======== Data rows ========

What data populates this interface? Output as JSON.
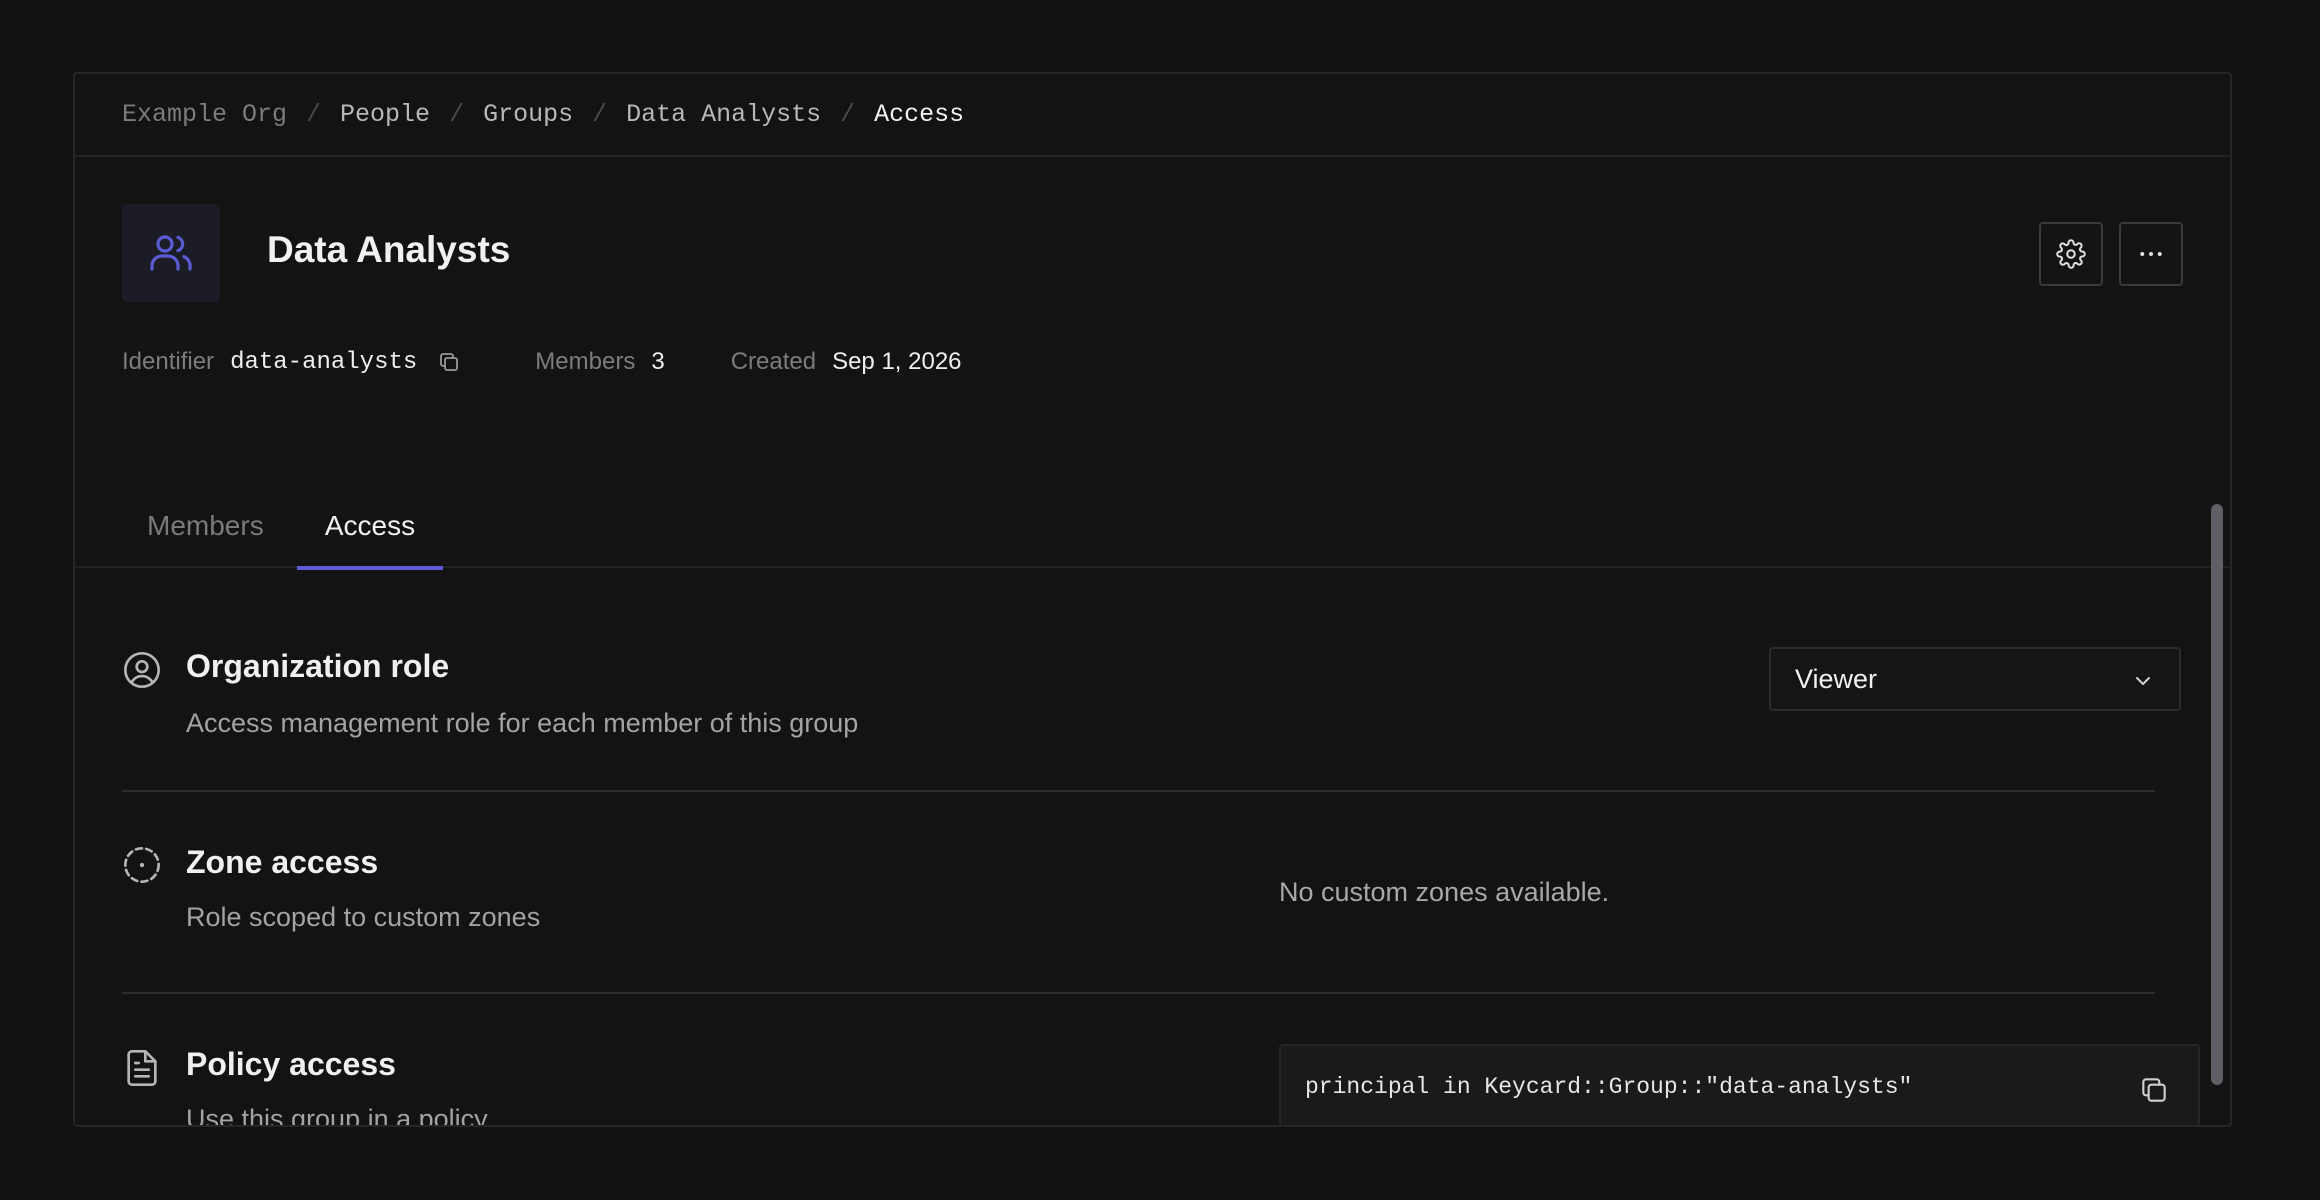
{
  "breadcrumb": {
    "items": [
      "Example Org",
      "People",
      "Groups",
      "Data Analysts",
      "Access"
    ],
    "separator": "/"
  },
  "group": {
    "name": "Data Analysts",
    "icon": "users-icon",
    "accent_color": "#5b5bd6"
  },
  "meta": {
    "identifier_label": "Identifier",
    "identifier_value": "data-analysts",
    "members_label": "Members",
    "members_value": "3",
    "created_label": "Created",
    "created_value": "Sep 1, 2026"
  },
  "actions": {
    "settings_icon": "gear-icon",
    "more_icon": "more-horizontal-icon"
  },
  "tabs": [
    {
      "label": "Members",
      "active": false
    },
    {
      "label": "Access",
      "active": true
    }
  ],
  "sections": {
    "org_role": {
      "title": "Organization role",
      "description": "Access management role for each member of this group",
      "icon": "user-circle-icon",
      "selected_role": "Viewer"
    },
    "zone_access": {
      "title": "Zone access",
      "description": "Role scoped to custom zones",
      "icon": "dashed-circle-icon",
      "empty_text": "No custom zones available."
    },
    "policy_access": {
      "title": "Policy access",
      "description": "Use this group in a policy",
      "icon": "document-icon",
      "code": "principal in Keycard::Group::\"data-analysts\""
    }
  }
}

========

Exercise instructions: Restate the whole of the material word for word without the pictures.

Task response:
What data populates this interface? Output as JSON.
{
  "breadcrumb": {
    "items": [
      "Example Org",
      "People",
      "Groups",
      "Data Analysts",
      "Access"
    ],
    "separator": "/"
  },
  "group": {
    "name": "Data Analysts",
    "icon": "users-icon",
    "accent_color": "#5b5bd6"
  },
  "meta": {
    "identifier_label": "Identifier",
    "identifier_value": "data-analysts",
    "members_label": "Members",
    "members_value": "3",
    "created_label": "Created",
    "created_value": "Sep 1, 2026"
  },
  "actions": {
    "settings_icon": "gear-icon",
    "more_icon": "more-horizontal-icon"
  },
  "tabs": [
    {
      "label": "Members",
      "active": false
    },
    {
      "label": "Access",
      "active": true
    }
  ],
  "sections": {
    "org_role": {
      "title": "Organization role",
      "description": "Access management role for each member of this group",
      "icon": "user-circle-icon",
      "selected_role": "Viewer"
    },
    "zone_access": {
      "title": "Zone access",
      "description": "Role scoped to custom zones",
      "icon": "dashed-circle-icon",
      "empty_text": "No custom zones available."
    },
    "policy_access": {
      "title": "Policy access",
      "description": "Use this group in a policy",
      "icon": "document-icon",
      "code": "principal in Keycard::Group::\"data-analysts\""
    }
  }
}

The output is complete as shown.